-- THE TASK --
Rename "field-label" to "input-label" and write out the lines again with everything else unchanged. Start at the beginning of the material and end after the line that contains "table-row[interactable]: 15.01.2013 15:30:00".

[Some records]
- - -

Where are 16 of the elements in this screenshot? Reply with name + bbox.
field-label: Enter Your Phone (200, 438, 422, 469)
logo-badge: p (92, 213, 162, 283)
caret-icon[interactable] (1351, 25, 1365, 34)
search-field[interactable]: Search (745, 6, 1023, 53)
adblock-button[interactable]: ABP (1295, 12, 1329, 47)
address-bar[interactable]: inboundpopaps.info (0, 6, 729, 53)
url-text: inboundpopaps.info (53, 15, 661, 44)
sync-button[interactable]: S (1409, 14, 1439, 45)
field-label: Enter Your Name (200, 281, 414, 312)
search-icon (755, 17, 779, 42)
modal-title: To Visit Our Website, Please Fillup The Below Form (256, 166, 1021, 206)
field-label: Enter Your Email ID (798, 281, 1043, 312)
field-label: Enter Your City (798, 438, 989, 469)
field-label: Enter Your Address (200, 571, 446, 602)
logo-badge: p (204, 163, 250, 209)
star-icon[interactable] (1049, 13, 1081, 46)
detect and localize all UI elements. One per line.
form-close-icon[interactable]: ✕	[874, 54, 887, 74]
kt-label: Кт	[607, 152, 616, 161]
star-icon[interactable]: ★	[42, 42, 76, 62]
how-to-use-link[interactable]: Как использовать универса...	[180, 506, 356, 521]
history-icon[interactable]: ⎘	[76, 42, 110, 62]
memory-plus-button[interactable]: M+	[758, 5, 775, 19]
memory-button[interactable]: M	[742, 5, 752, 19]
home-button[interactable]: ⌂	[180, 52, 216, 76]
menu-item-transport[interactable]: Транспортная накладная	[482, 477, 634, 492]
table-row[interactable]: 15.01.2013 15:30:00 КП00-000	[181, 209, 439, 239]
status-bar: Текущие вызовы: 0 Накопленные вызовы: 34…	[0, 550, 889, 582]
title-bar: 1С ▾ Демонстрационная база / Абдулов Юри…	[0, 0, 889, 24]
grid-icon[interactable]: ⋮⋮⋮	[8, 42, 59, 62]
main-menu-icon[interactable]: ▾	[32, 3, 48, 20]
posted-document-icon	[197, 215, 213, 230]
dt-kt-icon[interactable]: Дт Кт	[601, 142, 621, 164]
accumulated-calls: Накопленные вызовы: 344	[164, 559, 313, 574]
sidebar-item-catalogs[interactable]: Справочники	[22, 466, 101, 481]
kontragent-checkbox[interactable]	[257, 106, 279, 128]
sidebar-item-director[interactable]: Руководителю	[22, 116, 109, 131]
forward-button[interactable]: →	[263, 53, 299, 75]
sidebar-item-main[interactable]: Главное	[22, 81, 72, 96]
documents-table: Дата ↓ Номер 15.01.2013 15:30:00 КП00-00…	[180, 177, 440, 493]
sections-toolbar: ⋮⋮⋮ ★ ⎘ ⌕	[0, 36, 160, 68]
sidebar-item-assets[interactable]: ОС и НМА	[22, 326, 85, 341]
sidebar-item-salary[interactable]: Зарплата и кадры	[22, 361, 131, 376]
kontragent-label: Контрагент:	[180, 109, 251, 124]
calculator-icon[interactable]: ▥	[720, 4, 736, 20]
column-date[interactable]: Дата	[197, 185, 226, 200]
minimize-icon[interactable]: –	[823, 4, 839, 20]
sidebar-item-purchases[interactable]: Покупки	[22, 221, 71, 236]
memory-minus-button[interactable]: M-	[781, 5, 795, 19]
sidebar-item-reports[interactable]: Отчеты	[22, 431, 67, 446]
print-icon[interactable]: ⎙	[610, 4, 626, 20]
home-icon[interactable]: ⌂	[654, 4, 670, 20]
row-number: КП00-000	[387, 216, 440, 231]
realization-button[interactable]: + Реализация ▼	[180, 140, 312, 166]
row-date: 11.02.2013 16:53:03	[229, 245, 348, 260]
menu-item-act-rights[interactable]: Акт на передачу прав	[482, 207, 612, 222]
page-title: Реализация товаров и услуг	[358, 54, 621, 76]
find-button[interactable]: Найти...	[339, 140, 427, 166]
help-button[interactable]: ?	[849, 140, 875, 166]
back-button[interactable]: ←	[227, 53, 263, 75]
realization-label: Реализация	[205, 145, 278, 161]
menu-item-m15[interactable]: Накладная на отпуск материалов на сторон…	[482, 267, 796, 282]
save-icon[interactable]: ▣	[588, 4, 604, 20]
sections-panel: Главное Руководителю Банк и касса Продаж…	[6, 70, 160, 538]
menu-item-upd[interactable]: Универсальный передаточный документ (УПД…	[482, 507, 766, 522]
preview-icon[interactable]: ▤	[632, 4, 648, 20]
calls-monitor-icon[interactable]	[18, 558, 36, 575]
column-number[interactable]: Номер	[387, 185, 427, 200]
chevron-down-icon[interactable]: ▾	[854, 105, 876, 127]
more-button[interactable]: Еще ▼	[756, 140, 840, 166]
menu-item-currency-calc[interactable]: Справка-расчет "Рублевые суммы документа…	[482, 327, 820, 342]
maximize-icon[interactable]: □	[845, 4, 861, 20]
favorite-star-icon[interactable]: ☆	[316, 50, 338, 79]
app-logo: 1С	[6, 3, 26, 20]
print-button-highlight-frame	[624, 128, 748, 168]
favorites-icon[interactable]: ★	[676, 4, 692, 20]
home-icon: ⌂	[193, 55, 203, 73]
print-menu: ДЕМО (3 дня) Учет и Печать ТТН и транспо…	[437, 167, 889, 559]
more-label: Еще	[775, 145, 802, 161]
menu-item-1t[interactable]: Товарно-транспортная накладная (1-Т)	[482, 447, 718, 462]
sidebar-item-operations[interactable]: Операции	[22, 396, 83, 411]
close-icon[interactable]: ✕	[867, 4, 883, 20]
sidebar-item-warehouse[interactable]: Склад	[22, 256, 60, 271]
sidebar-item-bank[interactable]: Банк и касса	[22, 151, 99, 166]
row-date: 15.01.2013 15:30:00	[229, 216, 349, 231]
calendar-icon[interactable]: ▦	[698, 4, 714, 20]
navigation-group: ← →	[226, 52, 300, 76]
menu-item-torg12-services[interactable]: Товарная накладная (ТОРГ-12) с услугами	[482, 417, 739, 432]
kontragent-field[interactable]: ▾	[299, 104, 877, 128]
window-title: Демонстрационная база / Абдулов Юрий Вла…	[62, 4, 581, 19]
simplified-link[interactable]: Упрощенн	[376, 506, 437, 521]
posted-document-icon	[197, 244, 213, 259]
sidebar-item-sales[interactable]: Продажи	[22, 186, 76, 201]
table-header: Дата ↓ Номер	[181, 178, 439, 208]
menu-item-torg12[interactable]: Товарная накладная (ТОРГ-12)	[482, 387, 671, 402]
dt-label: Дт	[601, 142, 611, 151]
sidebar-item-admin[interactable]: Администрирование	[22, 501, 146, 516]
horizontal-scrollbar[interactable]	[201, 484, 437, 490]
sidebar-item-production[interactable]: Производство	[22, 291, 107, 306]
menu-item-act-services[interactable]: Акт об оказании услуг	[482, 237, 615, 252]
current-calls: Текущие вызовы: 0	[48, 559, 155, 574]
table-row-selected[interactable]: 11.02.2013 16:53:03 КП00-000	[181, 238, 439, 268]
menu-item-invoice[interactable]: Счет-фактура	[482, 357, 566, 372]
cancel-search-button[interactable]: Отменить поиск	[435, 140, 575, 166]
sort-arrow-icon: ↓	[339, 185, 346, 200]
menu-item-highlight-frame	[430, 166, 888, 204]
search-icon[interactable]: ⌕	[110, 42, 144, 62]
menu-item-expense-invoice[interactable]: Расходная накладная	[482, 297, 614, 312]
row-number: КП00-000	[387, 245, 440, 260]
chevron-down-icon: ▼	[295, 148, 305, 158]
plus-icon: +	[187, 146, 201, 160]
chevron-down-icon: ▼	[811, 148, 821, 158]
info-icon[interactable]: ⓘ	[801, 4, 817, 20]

- - -

-- REPLY --
Where are 16 of the elements in this screenshot? Reply with name + bbox.
input-label: Enter Your Phone (200, 438, 422, 469)
logo-badge: p (92, 213, 162, 283)
caret-icon[interactable] (1351, 25, 1365, 34)
search-field[interactable]: Search (745, 6, 1023, 53)
adblock-button[interactable]: ABP (1295, 12, 1329, 47)
address-bar[interactable]: inboundpopaps.info (0, 6, 729, 53)
url-text: inboundpopaps.info (53, 15, 661, 44)
sync-button[interactable]: S (1409, 14, 1439, 45)
input-label: Enter Your Name (200, 281, 414, 312)
search-icon (755, 17, 779, 42)
modal-title: To Visit Our Website, Please Fillup The Below Form (256, 166, 1021, 206)
input-label: Enter Your Email ID (798, 281, 1043, 312)
input-label: Enter Your City (798, 438, 989, 469)
input-label: Enter Your Address (200, 571, 446, 602)
logo-badge: p (204, 163, 250, 209)
star-icon[interactable] (1049, 13, 1081, 46)
detect and localize all UI elements. One per line.
form-close-icon[interactable]: ✕	[874, 54, 887, 74]
kt-label: Кт	[607, 152, 616, 161]
star-icon[interactable]: ★	[42, 42, 76, 62]
how-to-use-link[interactable]: Как использовать универса...	[180, 506, 356, 521]
history-icon[interactable]: ⎘	[76, 42, 110, 62]
memory-plus-button[interactable]: M+	[758, 5, 775, 19]
memory-button[interactable]: M	[742, 5, 752, 19]
home-button[interactable]: ⌂	[180, 52, 216, 76]
menu-item-transport[interactable]: Транспортная накладная	[482, 477, 634, 492]
table-row[interactable]: 15.01.2013 15:30:00 КП00-000	[181, 209, 439, 239]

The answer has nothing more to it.